━━ EXTRACT ━━
The seeds of each new idea for a project or initiative are usually rooted in a source of inspiration. Take a minute to think about who and what inspires you. Do you have a mentor? Do you have a hero? Is there someone in your life who you really respect or someone that represents something important to you?
Write down the names of a few people who have inspired you and why. It could be someone that you know like a friend, teacher or family member, or perhaps a community leader, author, artist or activist?
Meet inspiring people
“As a member of TakingITGlobal, I experience the magnificent diversity of ways of thinking in the world. I believe that my experience in TakingITGlobal has impacted my personality and perception of others in a very positive way. Being part of this community has broadened my mind by participating in the discussion boards, improving my conflict resolution approaches. Through the Global Gallery, I share my artwork reflecting my cultural background with artists from around the world. Most important, the volunteer work I am engaged in inside my local community is provided with a new global dimension.”
- Ayman, Egypt
“We live in a context of ignorance – people don't think about how their actions or inactions affect others,” says Lina, founder of the United Students for Fair Trade (USFT). “Universities provide a common arena for raising awareness of inequities in a corporate-centered model of global trade. However, academic curriculum often stops short of suggesting viable alternatives.” Lina set out to raise awareness about Fair Trade in a student movement that now has more than 300 Universities across the United States carrying out campaigns."
━━━
━━ DATA PROVIDED ━━
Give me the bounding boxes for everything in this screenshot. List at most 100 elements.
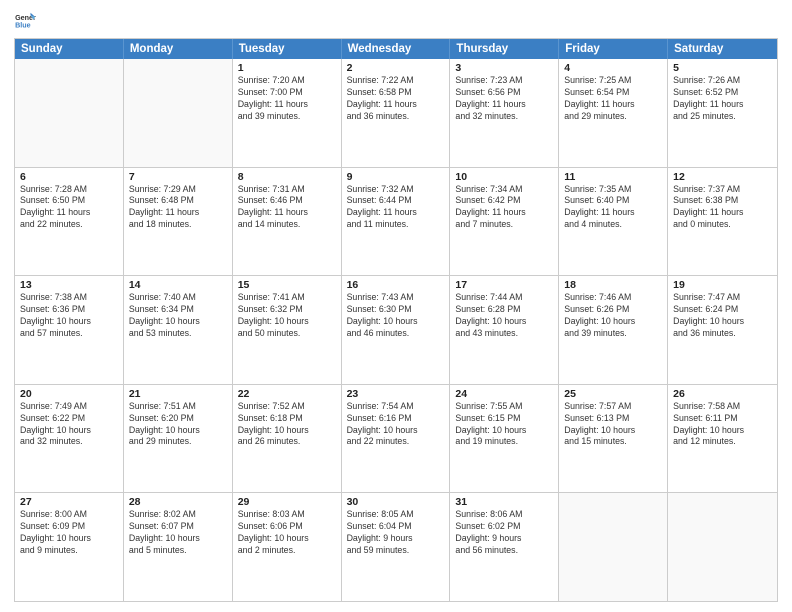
day-number: 27: [20, 496, 118, 508]
day-cell-25: 25Sunrise: 7:57 AM Sunset: 6:13 PM Dayli…: [559, 385, 668, 493]
weekday-header-friday: Friday: [559, 39, 668, 59]
day-number: 7: [129, 171, 227, 183]
day-info: Sunrise: 7:22 AM Sunset: 6:58 PM Dayligh…: [347, 75, 445, 123]
day-cell-23: 23Sunrise: 7:54 AM Sunset: 6:16 PM Dayli…: [342, 385, 451, 493]
day-cell-6: 6Sunrise: 7:28 AM Sunset: 6:50 PM Daylig…: [15, 168, 124, 276]
day-cell-30: 30Sunrise: 8:05 AM Sunset: 6:04 PM Dayli…: [342, 493, 451, 601]
day-number: 23: [347, 388, 445, 400]
day-number: 22: [238, 388, 336, 400]
day-info: Sunrise: 7:58 AM Sunset: 6:11 PM Dayligh…: [673, 401, 772, 449]
day-info: Sunrise: 7:52 AM Sunset: 6:18 PM Dayligh…: [238, 401, 336, 449]
day-number: 21: [129, 388, 227, 400]
day-info: Sunrise: 7:38 AM Sunset: 6:36 PM Dayligh…: [20, 292, 118, 340]
day-number: 8: [238, 171, 336, 183]
day-info: Sunrise: 8:05 AM Sunset: 6:04 PM Dayligh…: [347, 509, 445, 557]
day-info: Sunrise: 7:20 AM Sunset: 7:00 PM Dayligh…: [238, 75, 336, 123]
day-cell-3: 3Sunrise: 7:23 AM Sunset: 6:56 PM Daylig…: [450, 59, 559, 167]
day-cell-1: 1Sunrise: 7:20 AM Sunset: 7:00 PM Daylig…: [233, 59, 342, 167]
day-number: 12: [673, 171, 772, 183]
empty-cell: [668, 493, 777, 601]
day-number: 5: [673, 62, 772, 74]
day-number: 24: [455, 388, 553, 400]
day-number: 29: [238, 496, 336, 508]
day-number: 18: [564, 279, 662, 291]
weekday-header-monday: Monday: [124, 39, 233, 59]
day-info: Sunrise: 8:03 AM Sunset: 6:06 PM Dayligh…: [238, 509, 336, 557]
day-number: 2: [347, 62, 445, 74]
day-cell-19: 19Sunrise: 7:47 AM Sunset: 6:24 PM Dayli…: [668, 276, 777, 384]
day-info: Sunrise: 7:49 AM Sunset: 6:22 PM Dayligh…: [20, 401, 118, 449]
day-cell-24: 24Sunrise: 7:55 AM Sunset: 6:15 PM Dayli…: [450, 385, 559, 493]
day-info: Sunrise: 7:40 AM Sunset: 6:34 PM Dayligh…: [129, 292, 227, 340]
day-info: Sunrise: 7:44 AM Sunset: 6:28 PM Dayligh…: [455, 292, 553, 340]
day-number: 28: [129, 496, 227, 508]
day-cell-26: 26Sunrise: 7:58 AM Sunset: 6:11 PM Dayli…: [668, 385, 777, 493]
day-info: Sunrise: 7:26 AM Sunset: 6:52 PM Dayligh…: [673, 75, 772, 123]
day-info: Sunrise: 7:37 AM Sunset: 6:38 PM Dayligh…: [673, 184, 772, 232]
empty-cell: [124, 59, 233, 167]
day-number: 10: [455, 171, 553, 183]
svg-text:Blue: Blue: [15, 22, 31, 30]
day-cell-10: 10Sunrise: 7:34 AM Sunset: 6:42 PM Dayli…: [450, 168, 559, 276]
weekday-header-saturday: Saturday: [668, 39, 777, 59]
day-info: Sunrise: 7:47 AM Sunset: 6:24 PM Dayligh…: [673, 292, 772, 340]
weekday-header-sunday: Sunday: [15, 39, 124, 59]
calendar-row-3: 13Sunrise: 7:38 AM Sunset: 6:36 PM Dayli…: [15, 275, 777, 384]
day-info: Sunrise: 7:25 AM Sunset: 6:54 PM Dayligh…: [564, 75, 662, 123]
day-info: Sunrise: 7:46 AM Sunset: 6:26 PM Dayligh…: [564, 292, 662, 340]
day-number: 6: [20, 171, 118, 183]
logo-icon: General Blue: [14, 10, 36, 32]
empty-cell: [559, 493, 668, 601]
day-info: Sunrise: 8:00 AM Sunset: 6:09 PM Dayligh…: [20, 509, 118, 557]
empty-cell: [15, 59, 124, 167]
day-cell-21: 21Sunrise: 7:51 AM Sunset: 6:20 PM Dayli…: [124, 385, 233, 493]
weekday-header-tuesday: Tuesday: [233, 39, 342, 59]
day-cell-12: 12Sunrise: 7:37 AM Sunset: 6:38 PM Dayli…: [668, 168, 777, 276]
day-number: 3: [455, 62, 553, 74]
day-number: 11: [564, 171, 662, 183]
page-header: General Blue: [14, 10, 778, 32]
logo: General Blue: [14, 10, 28, 32]
day-number: 30: [347, 496, 445, 508]
day-info: Sunrise: 7:51 AM Sunset: 6:20 PM Dayligh…: [129, 401, 227, 449]
day-number: 16: [347, 279, 445, 291]
day-cell-20: 20Sunrise: 7:49 AM Sunset: 6:22 PM Dayli…: [15, 385, 124, 493]
day-cell-11: 11Sunrise: 7:35 AM Sunset: 6:40 PM Dayli…: [559, 168, 668, 276]
calendar-header: SundayMondayTuesdayWednesdayThursdayFrid…: [15, 39, 777, 59]
day-cell-16: 16Sunrise: 7:43 AM Sunset: 6:30 PM Dayli…: [342, 276, 451, 384]
calendar: SundayMondayTuesdayWednesdayThursdayFrid…: [14, 38, 778, 602]
day-cell-28: 28Sunrise: 8:02 AM Sunset: 6:07 PM Dayli…: [124, 493, 233, 601]
day-cell-4: 4Sunrise: 7:25 AM Sunset: 6:54 PM Daylig…: [559, 59, 668, 167]
day-cell-7: 7Sunrise: 7:29 AM Sunset: 6:48 PM Daylig…: [124, 168, 233, 276]
calendar-row-2: 6Sunrise: 7:28 AM Sunset: 6:50 PM Daylig…: [15, 167, 777, 276]
day-cell-22: 22Sunrise: 7:52 AM Sunset: 6:18 PM Dayli…: [233, 385, 342, 493]
day-cell-14: 14Sunrise: 7:40 AM Sunset: 6:34 PM Dayli…: [124, 276, 233, 384]
day-cell-31: 31Sunrise: 8:06 AM Sunset: 6:02 PM Dayli…: [450, 493, 559, 601]
day-info: Sunrise: 7:23 AM Sunset: 6:56 PM Dayligh…: [455, 75, 553, 123]
day-number: 4: [564, 62, 662, 74]
weekday-header-thursday: Thursday: [450, 39, 559, 59]
calendar-row-5: 27Sunrise: 8:00 AM Sunset: 6:09 PM Dayli…: [15, 492, 777, 601]
day-info: Sunrise: 7:54 AM Sunset: 6:16 PM Dayligh…: [347, 401, 445, 449]
day-info: Sunrise: 7:28 AM Sunset: 6:50 PM Dayligh…: [20, 184, 118, 232]
day-number: 31: [455, 496, 553, 508]
day-info: Sunrise: 7:34 AM Sunset: 6:42 PM Dayligh…: [455, 184, 553, 232]
day-number: 26: [673, 388, 772, 400]
day-info: Sunrise: 8:02 AM Sunset: 6:07 PM Dayligh…: [129, 509, 227, 557]
day-cell-27: 27Sunrise: 8:00 AM Sunset: 6:09 PM Dayli…: [15, 493, 124, 601]
day-cell-13: 13Sunrise: 7:38 AM Sunset: 6:36 PM Dayli…: [15, 276, 124, 384]
day-number: 9: [347, 171, 445, 183]
day-info: Sunrise: 7:29 AM Sunset: 6:48 PM Dayligh…: [129, 184, 227, 232]
day-info: Sunrise: 7:57 AM Sunset: 6:13 PM Dayligh…: [564, 401, 662, 449]
weekday-header-wednesday: Wednesday: [342, 39, 451, 59]
day-cell-9: 9Sunrise: 7:32 AM Sunset: 6:44 PM Daylig…: [342, 168, 451, 276]
day-info: Sunrise: 7:41 AM Sunset: 6:32 PM Dayligh…: [238, 292, 336, 340]
day-number: 17: [455, 279, 553, 291]
day-cell-2: 2Sunrise: 7:22 AM Sunset: 6:58 PM Daylig…: [342, 59, 451, 167]
day-number: 1: [238, 62, 336, 74]
day-cell-8: 8Sunrise: 7:31 AM Sunset: 6:46 PM Daylig…: [233, 168, 342, 276]
calendar-body: 1Sunrise: 7:20 AM Sunset: 7:00 PM Daylig…: [15, 59, 777, 601]
day-number: 19: [673, 279, 772, 291]
day-number: 20: [20, 388, 118, 400]
day-info: Sunrise: 8:06 AM Sunset: 6:02 PM Dayligh…: [455, 509, 553, 557]
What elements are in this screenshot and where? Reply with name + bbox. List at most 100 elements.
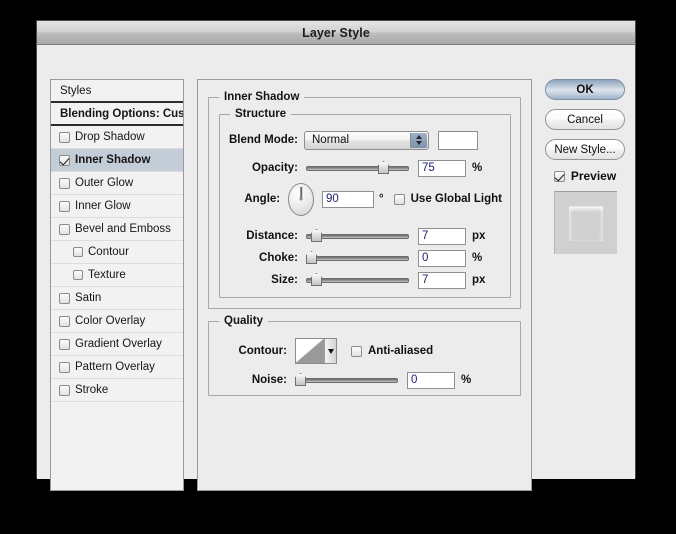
━━━
§ PROBLEM 1
In the text on inspiration, what organization did Lina found?
§ PROBLEM 2
From the text on inspiration, copy word for word the stretch from "The seeds of" through "important to you?".

§ CORRECT RESPONSE 1
The United Students for Fair Trade (USFT).

§ CORRECT RESPONSE 2
The seeds of each new idea for a project or initiative are usually rooted in a source of inspiration. Take a minute to think about who and what inspires you. Do you have a mentor? Do you have a hero? Is there someone in your life who you really respect or someone that represents something important to you?